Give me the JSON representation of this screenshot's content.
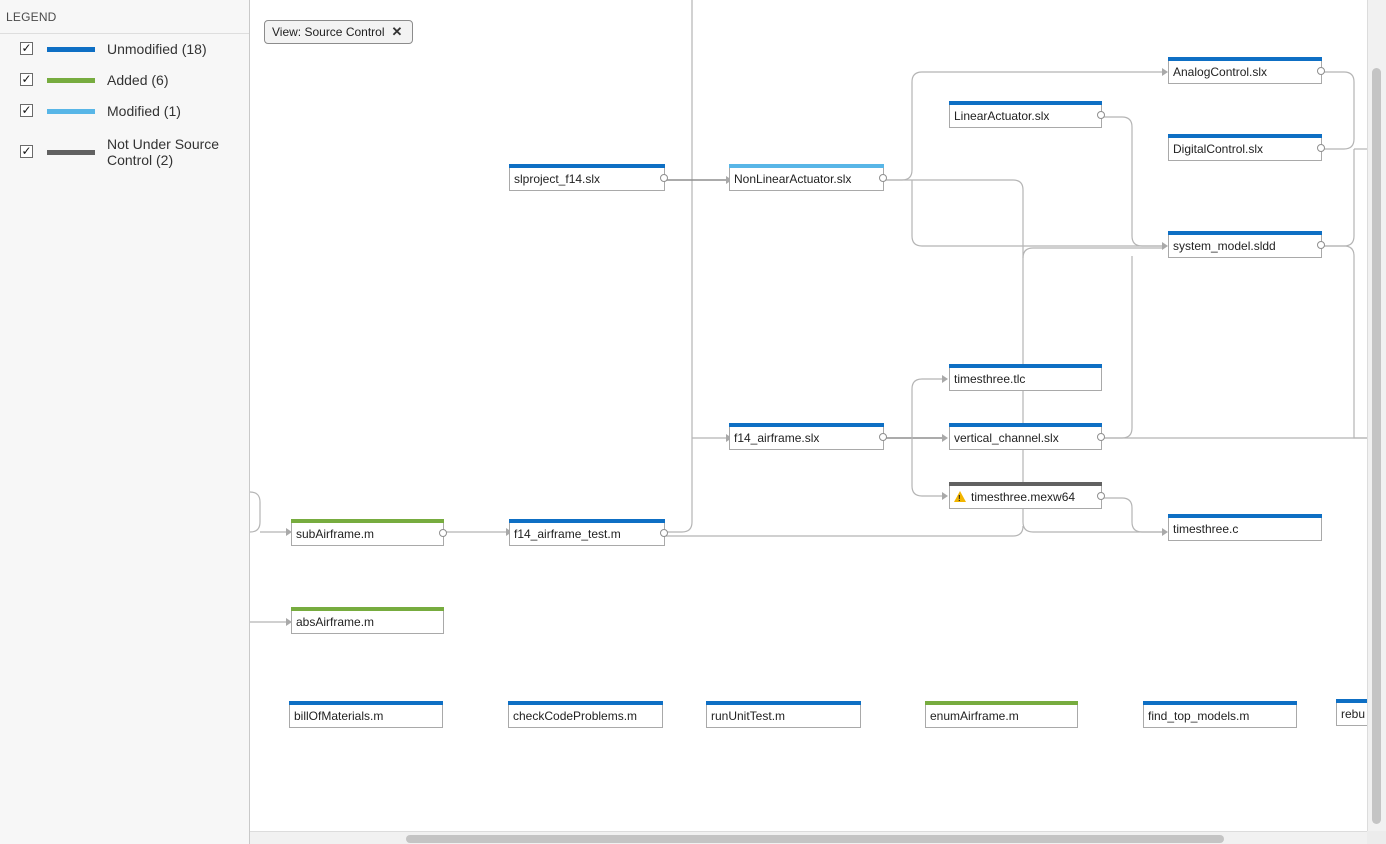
{
  "legend": {
    "title": "LEGEND",
    "items": [
      {
        "label": "Unmodified (18)",
        "color": "#0e6fc4",
        "checked": true
      },
      {
        "label": "Added (6)",
        "color": "#77ac3f",
        "checked": true
      },
      {
        "label": "Modified (1)",
        "color": "#58b6e7",
        "checked": true
      },
      {
        "label": "Not Under Source Control (2)",
        "color": "#616161",
        "checked": true
      }
    ]
  },
  "view_chip": {
    "label": "View: Source Control",
    "close_icon": "close-icon"
  },
  "nodes": {
    "slproject_f14": "slproject_f14.slx",
    "nonlinear_actuator": "NonLinearActuator.slx",
    "linear_actuator": "LinearActuator.slx",
    "analog_control": "AnalogControl.slx",
    "digital_control": "DigitalControl.slx",
    "system_model": "system_model.sldd",
    "timesthree_tlc": "timesthree.tlc",
    "vertical_channel": "vertical_channel.slx",
    "timesthree_mexw64": "timesthree.mexw64",
    "timesthree_c": "timesthree.c",
    "f14_airframe": "f14_airframe.slx",
    "sub_airframe": "subAirframe.m",
    "f14_airframe_test": "f14_airframe_test.m",
    "abs_airframe": "absAirframe.m",
    "bill_of_materials": "billOfMaterials.m",
    "check_code_problems": "checkCodeProblems.m",
    "run_unit_test": "runUnitTest.m",
    "enum_airframe": "enumAirframe.m",
    "find_top_models": "find_top_models.m",
    "rebu_partial": "rebu"
  },
  "status_colors": {
    "unmodified": "#0e6fc4",
    "added": "#77ac3f",
    "modified": "#58b6e7",
    "not_under_source_control": "#616161"
  },
  "warning_icon": "warning-icon"
}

▬▬▬

Directions: Search the listing for the word "label". Copy every line in which it occurs.

Solution for this problem:
        "label": "Unmodified (18)",
        "label": "Added (6)",
        "label": "Modified (1)",
        "label": "Not Under Source Control (2)",
    "label": "View: Source Control",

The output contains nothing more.